Dataset items
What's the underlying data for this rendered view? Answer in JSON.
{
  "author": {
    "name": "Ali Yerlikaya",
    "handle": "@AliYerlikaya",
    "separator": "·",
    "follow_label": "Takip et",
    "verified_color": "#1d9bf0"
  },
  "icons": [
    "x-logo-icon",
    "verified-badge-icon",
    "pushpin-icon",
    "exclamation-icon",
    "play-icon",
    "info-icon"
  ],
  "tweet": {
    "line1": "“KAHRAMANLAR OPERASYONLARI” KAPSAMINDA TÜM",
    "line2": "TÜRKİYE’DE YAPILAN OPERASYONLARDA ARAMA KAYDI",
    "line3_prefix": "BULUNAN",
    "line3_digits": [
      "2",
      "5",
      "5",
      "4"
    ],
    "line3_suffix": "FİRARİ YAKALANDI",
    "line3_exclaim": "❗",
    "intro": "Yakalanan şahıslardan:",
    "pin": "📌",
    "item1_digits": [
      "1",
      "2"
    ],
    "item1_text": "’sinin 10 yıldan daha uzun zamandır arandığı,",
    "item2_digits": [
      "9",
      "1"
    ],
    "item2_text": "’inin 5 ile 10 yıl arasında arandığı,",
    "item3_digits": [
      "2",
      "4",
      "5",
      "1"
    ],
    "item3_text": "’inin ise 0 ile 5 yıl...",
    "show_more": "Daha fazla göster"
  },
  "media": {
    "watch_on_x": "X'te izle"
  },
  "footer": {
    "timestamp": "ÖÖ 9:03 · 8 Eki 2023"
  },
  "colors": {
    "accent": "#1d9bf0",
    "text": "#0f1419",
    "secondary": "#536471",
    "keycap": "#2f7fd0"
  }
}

» **Stated exercise**
Output the whole listing above again, word for word.

» **Reply**
What's the underlying data for this rendered view? Answer in JSON.
{
  "author": {
    "name": "Ali Yerlikaya",
    "handle": "@AliYerlikaya",
    "separator": "·",
    "follow_label": "Takip et",
    "verified_color": "#1d9bf0"
  },
  "icons": [
    "x-logo-icon",
    "verified-badge-icon",
    "pushpin-icon",
    "exclamation-icon",
    "play-icon",
    "info-icon"
  ],
  "tweet": {
    "line1": "“KAHRAMANLAR OPERASYONLARI” KAPSAMINDA TÜM",
    "line2": "TÜRKİYE’DE YAPILAN OPERASYONLARDA ARAMA KAYDI",
    "line3_prefix": "BULUNAN",
    "line3_digits": [
      "2",
      "5",
      "5",
      "4"
    ],
    "line3_suffix": "FİRARİ YAKALANDI",
    "line3_exclaim": "❗",
    "intro": "Yakalanan şahıslardan:",
    "pin": "📌",
    "item1_digits": [
      "1",
      "2"
    ],
    "item1_text": "’sinin 10 yıldan daha uzun zamandır arandığı,",
    "item2_digits": [
      "9",
      "1"
    ],
    "item2_text": "’inin 5 ile 10 yıl arasında arandığı,",
    "item3_digits": [
      "2",
      "4",
      "5",
      "1"
    ],
    "item3_text": "’inin ise 0 ile 5 yıl...",
    "show_more": "Daha fazla göster"
  },
  "media": {
    "watch_on_x": "X'te izle"
  },
  "footer": {
    "timestamp": "ÖÖ 9:03 · 8 Eki 2023"
  },
  "colors": {
    "accent": "#1d9bf0",
    "text": "#0f1419",
    "secondary": "#536471",
    "keycap": "#2f7fd0"
  }
}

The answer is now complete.